• Task
Return all of the entries exactly, with nothing added or left out.

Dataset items
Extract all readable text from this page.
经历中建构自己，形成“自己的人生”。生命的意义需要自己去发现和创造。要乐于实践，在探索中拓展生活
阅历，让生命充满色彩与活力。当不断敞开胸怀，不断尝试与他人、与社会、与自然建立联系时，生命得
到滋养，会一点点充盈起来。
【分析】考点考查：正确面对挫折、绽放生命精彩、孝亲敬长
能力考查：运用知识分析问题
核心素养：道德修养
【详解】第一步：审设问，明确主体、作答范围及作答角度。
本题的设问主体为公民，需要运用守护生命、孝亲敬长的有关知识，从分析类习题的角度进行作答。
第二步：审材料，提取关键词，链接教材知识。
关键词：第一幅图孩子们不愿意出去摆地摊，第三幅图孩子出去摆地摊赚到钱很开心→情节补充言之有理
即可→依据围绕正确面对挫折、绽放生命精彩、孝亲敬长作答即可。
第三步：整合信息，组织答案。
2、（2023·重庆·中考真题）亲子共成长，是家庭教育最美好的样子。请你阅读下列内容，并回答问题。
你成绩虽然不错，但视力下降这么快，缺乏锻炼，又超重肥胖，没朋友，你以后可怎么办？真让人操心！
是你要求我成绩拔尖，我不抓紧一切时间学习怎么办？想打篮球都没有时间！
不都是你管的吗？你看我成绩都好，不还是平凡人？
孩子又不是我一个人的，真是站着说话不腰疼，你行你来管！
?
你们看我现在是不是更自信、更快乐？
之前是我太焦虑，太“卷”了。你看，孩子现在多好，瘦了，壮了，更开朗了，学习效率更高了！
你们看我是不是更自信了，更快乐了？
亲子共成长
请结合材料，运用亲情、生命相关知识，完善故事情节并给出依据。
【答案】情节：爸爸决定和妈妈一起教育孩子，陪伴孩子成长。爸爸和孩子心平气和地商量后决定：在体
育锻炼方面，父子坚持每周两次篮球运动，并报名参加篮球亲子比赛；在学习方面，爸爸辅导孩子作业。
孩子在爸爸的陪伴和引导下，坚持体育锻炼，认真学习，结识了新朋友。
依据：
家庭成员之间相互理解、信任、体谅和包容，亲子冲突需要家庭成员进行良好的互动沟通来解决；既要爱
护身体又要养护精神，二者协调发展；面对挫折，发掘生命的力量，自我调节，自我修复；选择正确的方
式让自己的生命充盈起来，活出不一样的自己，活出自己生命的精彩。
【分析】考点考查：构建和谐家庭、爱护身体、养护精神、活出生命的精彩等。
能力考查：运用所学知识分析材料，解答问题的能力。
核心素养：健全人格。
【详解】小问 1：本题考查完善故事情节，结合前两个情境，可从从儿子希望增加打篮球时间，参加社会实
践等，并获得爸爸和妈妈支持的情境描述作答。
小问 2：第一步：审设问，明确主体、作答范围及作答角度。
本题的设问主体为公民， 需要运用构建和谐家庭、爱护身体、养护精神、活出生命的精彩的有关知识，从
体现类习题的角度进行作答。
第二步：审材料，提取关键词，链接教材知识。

• Exercise result
Extract all readable text from this page.
经历中建构自己，形成“自己的人生”。生命的意义需要自己去发现和创造。要乐于实践，在探索中拓展生活
阅历，让生命充满色彩与活力。当不断敞开胸怀，不断尝试与他人、与社会、与自然建立联系时，生命得
到滋养，会一点点充盈起来。
【分析】考点考查：正确面对挫折、绽放生命精彩、孝亲敬长
能力考查：运用知识分析问题
核心素养：道德修养
【详解】第一步：审设问，明确主体、作答范围及作答角度。
本题的设问主体为公民，需要运用守护生命、孝亲敬长的有关知识，从分析类习题的角度进行作答。
第二步：审材料，提取关键词，链接教材知识。
关键词：第一幅图孩子们不愿意出去摆地摊，第三幅图孩子出去摆地摊赚到钱很开心→情节补充言之有理
即可→依据围绕正确面对挫折、绽放生命精彩、孝亲敬长作答即可。
第三步：整合信息，组织答案。
2、（2023·重庆·中考真题）亲子共成长，是家庭教育最美好的样子。请你阅读下列内容，并回答问题。
你成绩虽然不错，但视力下降这么快，缺乏锻炼，又超重肥胖，没朋友，你以后可怎么办？真让人操心！
是你要求我成绩拔尖，我不抓紧一切时间学习怎么办？想打篮球都没有时间！
不都是你管的吗？你看我成绩都好，不还是平凡人？
孩子又不是我一个人的，真是站着说话不腰疼，你行你来管！
?
你们看我现在是不是更自信、更快乐？
之前是我太焦虑，太“卷”了。你看，孩子现在多好，瘦了，壮了，更开朗了，学习效率更高了！
你们看我是不是更自信了，更快乐了？
亲子共成长
请结合材料，运用亲情、生命相关知识，完善故事情节并给出依据。
【答案】情节：爸爸决定和妈妈一起教育孩子，陪伴孩子成长。爸爸和孩子心平气和地商量后决定：在体
育锻炼方面，父子坚持每周两次篮球运动，并报名参加篮球亲子比赛；在学习方面，爸爸辅导孩子作业。
孩子在爸爸的陪伴和引导下，坚持体育锻炼，认真学习，结识了新朋友。
依据：
家庭成员之间相互理解、信任、体谅和包容，亲子冲突需要家庭成员进行良好的互动沟通来解决；既要爱
护身体又要养护精神，二者协调发展；面对挫折，发掘生命的力量，自我调节，自我修复；选择正确的方
式让自己的生命充盈起来，活出不一样的自己，活出自己生命的精彩。
【分析】考点考查：构建和谐家庭、爱护身体、养护精神、活出生命的精彩等。
能力考查：运用所学知识分析材料，解答问题的能力。
核心素养：健全人格。
【详解】小问 1：本题考查完善故事情节，结合前两个情境，可从从儿子希望增加打篮球时间，参加社会实
践等，并获得爸爸和妈妈支持的情境描述作答。
小问 2：第一步：审设问，明确主体、作答范围及作答角度。
本题的设问主体为公民， 需要运用构建和谐家庭、爱护身体、养护精神、活出生命的精彩的有关知识，从
体现类习题的角度进行作答。
第二步：审材料，提取关键词，链接教材知识。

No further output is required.